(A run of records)

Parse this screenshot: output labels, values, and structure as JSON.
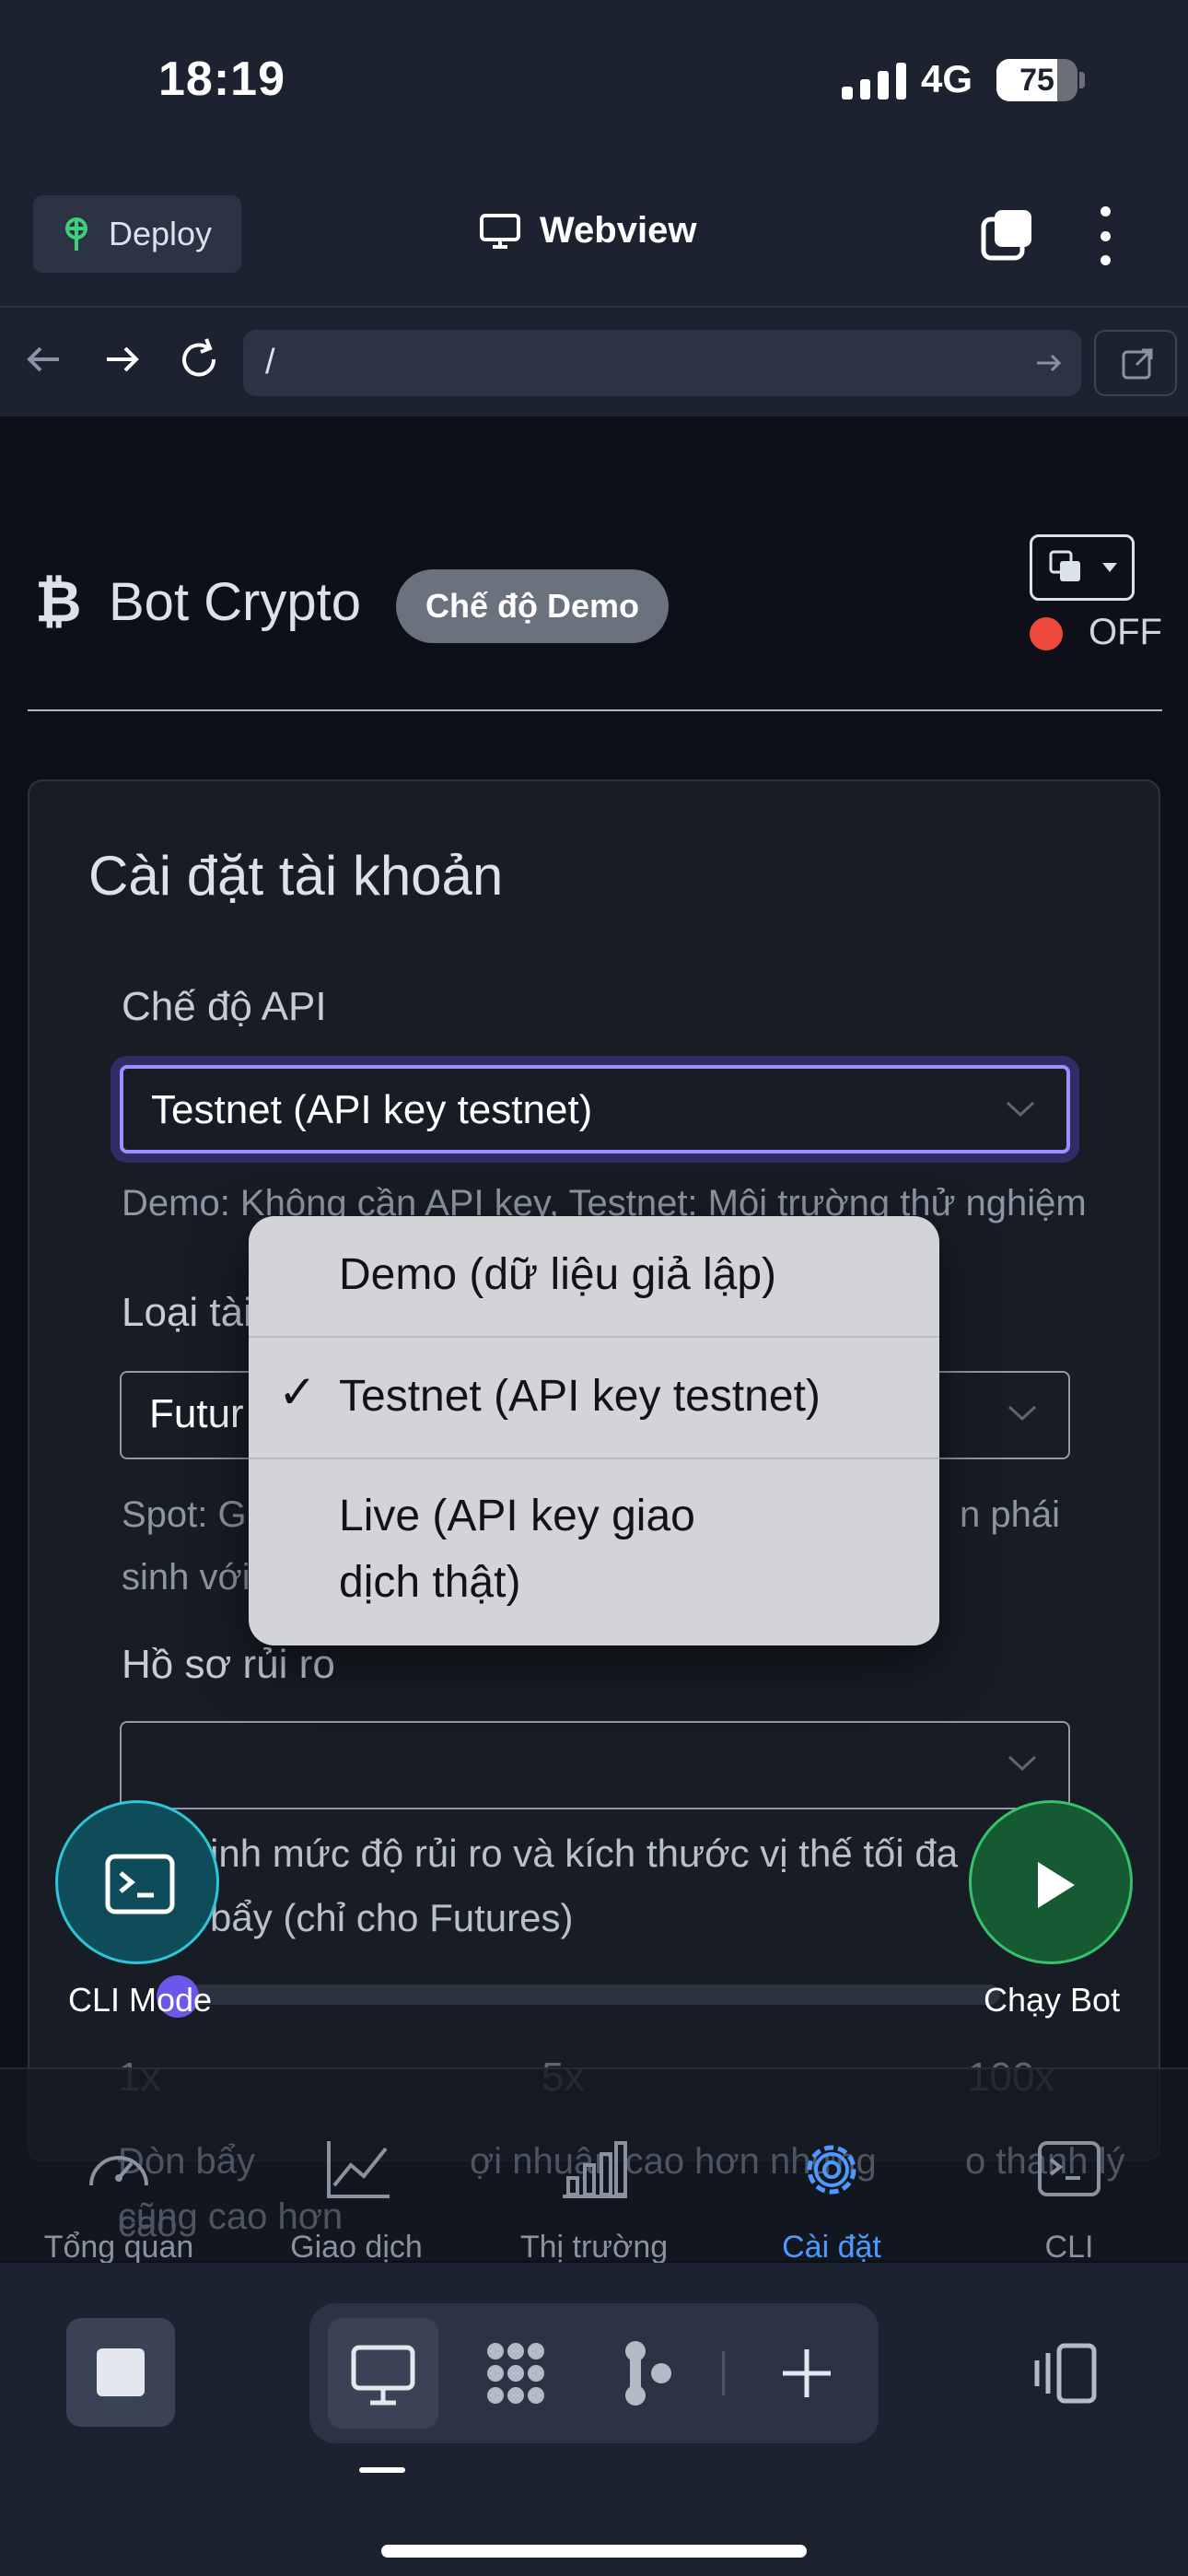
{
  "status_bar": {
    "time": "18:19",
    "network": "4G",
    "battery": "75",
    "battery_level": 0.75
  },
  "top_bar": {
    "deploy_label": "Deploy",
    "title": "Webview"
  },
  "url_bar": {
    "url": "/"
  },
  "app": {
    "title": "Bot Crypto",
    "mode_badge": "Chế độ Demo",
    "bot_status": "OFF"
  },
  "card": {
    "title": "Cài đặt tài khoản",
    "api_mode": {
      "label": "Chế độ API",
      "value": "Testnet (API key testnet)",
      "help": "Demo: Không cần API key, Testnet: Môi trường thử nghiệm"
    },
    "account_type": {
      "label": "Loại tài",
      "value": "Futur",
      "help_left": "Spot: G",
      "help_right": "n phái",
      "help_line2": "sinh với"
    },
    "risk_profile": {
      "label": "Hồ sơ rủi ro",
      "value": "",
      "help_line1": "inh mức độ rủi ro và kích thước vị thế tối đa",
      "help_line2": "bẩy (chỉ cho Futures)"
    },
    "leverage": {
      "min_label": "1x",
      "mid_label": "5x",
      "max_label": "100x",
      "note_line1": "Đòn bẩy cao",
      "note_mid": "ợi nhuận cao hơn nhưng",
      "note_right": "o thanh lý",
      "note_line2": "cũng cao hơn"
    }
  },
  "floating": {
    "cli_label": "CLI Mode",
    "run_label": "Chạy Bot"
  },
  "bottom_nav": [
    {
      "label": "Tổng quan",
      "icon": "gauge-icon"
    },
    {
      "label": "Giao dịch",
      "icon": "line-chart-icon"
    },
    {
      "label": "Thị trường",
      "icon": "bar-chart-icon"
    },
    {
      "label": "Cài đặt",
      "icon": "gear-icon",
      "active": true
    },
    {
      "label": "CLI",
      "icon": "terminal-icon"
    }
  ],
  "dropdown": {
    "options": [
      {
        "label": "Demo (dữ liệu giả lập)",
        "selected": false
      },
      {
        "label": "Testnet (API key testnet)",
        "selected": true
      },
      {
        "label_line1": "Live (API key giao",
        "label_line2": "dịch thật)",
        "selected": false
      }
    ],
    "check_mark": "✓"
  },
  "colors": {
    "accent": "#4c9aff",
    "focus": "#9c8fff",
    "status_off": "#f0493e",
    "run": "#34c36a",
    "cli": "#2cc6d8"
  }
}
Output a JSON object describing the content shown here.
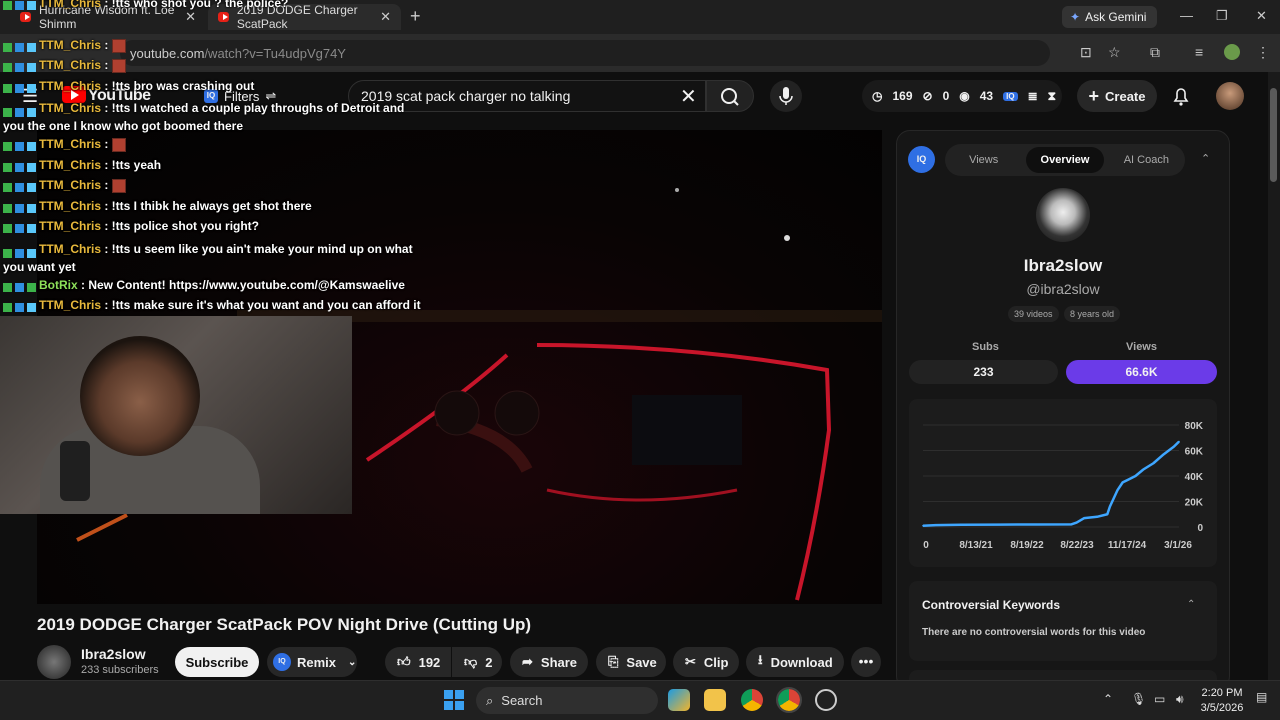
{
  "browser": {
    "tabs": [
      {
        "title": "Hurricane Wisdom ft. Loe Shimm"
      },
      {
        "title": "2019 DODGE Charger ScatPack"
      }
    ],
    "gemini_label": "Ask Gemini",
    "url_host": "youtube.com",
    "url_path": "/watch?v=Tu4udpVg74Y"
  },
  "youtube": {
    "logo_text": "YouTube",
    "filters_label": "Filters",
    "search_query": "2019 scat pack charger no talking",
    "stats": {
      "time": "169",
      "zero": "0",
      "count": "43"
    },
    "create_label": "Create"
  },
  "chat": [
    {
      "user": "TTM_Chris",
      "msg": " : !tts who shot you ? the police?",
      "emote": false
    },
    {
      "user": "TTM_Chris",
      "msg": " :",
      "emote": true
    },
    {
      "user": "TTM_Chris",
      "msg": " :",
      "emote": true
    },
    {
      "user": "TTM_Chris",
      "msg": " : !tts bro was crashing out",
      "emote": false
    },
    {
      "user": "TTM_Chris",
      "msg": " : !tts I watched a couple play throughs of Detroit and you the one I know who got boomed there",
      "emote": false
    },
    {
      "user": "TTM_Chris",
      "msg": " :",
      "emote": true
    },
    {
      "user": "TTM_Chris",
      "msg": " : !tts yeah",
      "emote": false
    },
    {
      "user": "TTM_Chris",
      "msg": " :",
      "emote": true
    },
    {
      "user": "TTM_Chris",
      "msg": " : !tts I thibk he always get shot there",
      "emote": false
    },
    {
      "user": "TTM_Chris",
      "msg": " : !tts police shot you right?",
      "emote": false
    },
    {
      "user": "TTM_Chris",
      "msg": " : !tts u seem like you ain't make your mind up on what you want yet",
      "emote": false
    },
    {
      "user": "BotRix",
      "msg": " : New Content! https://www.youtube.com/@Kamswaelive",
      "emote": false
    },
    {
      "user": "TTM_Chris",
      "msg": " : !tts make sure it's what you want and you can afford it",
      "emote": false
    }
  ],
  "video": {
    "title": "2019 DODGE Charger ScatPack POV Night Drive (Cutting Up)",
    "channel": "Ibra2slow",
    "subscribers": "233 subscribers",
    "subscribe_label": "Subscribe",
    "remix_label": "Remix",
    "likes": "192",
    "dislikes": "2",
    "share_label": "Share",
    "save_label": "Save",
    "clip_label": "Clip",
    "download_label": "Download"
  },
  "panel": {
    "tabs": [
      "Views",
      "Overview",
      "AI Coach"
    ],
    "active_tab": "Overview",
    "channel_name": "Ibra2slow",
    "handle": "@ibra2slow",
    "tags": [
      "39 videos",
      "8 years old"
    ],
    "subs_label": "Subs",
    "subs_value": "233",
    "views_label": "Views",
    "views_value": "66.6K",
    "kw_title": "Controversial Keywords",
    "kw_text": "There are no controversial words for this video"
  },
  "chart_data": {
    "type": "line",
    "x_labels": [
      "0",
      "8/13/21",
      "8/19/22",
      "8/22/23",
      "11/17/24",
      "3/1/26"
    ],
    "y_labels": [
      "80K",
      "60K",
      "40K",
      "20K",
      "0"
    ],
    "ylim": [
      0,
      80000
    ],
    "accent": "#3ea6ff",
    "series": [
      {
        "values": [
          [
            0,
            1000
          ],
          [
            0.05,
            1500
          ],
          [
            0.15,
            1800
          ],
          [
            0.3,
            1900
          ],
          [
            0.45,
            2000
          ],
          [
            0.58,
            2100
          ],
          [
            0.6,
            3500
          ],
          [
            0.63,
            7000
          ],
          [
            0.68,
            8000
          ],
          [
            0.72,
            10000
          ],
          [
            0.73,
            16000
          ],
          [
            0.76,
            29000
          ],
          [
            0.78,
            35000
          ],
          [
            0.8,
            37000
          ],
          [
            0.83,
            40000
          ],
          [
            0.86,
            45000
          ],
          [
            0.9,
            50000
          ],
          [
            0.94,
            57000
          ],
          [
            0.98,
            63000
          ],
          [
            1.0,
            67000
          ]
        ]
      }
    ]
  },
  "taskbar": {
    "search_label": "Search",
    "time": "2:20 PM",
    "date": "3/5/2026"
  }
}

Given instruction:
List the lines of the records where "what" occurs.

Exercise response:
      "msg": " : !tts u seem like you ain't make your mind up on what you want yet",
      "msg": " : !tts make sure it's what you want and you can afford it",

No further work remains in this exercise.